Wherever a line in the data below holds "Angle", copy that line.

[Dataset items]
Start

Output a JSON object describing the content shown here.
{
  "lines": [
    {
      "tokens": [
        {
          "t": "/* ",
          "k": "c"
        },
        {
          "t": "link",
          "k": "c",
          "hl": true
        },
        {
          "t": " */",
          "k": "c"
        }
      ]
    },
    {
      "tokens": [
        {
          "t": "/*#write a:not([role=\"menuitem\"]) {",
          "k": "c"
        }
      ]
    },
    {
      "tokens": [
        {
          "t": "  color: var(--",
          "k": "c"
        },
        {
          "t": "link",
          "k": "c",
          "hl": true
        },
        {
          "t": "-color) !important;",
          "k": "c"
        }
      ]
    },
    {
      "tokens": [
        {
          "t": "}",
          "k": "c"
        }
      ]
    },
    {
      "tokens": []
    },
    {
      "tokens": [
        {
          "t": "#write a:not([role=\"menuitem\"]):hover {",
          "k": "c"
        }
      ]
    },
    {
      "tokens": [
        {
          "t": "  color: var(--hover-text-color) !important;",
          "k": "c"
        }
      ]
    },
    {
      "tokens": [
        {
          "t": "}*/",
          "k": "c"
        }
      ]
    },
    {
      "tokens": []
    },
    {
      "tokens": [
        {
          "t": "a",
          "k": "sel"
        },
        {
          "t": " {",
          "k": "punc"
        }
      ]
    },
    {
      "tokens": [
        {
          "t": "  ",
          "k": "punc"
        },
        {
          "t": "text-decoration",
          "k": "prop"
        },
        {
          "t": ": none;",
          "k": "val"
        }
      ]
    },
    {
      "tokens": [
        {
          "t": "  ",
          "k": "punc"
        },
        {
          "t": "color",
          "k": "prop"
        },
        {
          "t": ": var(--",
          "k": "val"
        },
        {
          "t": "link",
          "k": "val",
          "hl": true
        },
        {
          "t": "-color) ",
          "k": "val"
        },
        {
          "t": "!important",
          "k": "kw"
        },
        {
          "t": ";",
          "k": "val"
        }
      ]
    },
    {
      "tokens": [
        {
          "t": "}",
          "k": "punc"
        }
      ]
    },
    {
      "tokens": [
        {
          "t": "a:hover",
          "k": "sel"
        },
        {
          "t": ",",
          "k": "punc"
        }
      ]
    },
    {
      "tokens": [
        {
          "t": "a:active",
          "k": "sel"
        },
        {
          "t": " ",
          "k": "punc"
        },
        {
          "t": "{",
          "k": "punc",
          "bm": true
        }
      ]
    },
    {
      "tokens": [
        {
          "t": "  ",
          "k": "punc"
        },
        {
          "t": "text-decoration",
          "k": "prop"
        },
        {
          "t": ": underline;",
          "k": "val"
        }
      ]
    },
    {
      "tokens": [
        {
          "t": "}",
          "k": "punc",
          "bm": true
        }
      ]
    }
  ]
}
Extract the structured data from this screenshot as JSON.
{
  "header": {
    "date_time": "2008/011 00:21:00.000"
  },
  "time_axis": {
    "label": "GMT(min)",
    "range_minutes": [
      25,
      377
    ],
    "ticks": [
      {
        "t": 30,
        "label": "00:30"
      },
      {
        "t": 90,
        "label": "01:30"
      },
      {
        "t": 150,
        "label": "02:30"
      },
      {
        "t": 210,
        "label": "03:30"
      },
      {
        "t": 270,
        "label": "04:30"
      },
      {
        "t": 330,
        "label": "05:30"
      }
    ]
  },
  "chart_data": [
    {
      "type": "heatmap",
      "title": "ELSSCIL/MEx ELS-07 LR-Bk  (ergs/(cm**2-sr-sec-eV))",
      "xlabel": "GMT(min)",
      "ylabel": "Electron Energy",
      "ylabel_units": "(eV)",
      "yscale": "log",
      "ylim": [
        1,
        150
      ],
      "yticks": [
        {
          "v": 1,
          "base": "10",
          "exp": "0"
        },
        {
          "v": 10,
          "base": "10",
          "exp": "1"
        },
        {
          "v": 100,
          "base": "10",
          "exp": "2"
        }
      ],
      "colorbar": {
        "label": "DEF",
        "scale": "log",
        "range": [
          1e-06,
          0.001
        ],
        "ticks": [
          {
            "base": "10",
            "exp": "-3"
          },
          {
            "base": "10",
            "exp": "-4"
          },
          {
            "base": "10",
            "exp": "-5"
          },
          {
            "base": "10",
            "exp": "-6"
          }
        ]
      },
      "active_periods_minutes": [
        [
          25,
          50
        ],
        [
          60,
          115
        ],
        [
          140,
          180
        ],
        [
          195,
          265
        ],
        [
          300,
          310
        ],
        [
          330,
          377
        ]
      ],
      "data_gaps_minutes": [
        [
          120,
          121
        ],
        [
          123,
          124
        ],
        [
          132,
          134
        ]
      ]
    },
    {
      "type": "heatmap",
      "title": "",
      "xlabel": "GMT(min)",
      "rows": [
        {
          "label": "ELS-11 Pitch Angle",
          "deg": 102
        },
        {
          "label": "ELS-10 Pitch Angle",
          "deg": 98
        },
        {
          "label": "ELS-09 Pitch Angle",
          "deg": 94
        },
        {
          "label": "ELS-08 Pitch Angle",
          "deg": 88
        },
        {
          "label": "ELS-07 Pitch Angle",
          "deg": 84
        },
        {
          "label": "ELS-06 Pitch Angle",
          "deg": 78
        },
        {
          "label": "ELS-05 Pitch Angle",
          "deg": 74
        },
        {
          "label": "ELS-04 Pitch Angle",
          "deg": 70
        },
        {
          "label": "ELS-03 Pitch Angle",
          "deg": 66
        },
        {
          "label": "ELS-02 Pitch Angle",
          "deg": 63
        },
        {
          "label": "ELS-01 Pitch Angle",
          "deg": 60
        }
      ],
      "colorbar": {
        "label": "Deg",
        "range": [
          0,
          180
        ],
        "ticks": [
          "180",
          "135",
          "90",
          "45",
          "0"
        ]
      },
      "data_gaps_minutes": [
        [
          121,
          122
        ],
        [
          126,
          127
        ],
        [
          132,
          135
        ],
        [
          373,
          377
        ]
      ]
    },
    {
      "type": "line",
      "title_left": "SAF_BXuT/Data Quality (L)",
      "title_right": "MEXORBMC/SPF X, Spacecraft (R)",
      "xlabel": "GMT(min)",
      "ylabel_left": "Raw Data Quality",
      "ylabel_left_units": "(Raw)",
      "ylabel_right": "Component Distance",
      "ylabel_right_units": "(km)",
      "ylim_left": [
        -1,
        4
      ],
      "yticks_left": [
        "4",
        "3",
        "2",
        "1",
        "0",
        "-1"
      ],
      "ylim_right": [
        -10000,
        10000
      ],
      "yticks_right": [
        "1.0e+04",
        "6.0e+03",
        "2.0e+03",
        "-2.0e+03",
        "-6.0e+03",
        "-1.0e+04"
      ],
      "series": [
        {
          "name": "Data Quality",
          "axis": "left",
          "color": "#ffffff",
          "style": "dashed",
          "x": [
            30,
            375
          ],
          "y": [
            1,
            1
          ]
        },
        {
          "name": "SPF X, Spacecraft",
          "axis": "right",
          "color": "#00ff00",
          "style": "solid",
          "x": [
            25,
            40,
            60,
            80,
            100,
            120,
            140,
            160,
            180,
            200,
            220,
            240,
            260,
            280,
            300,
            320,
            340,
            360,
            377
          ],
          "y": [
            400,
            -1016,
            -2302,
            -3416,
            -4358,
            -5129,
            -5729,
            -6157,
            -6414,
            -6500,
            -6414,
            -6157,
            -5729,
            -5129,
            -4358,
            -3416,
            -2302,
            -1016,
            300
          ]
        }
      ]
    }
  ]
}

End

_ANSWER FOR THE TASK_
          "label": "ELS-11 Pitch Angle",
          "label": "ELS-10 Pitch Angle",
          "label": "ELS-09 Pitch Angle",
          "label": "ELS-08 Pitch Angle",
          "label": "ELS-07 Pitch Angle",
          "label": "ELS-06 Pitch Angle",
          "label": "ELS-05 Pitch Angle",
          "label": "ELS-04 Pitch Angle",
          "label": "ELS-03 Pitch Angle",
          "label": "ELS-02 Pitch Angle",
          "label": "ELS-01 Pitch Angle",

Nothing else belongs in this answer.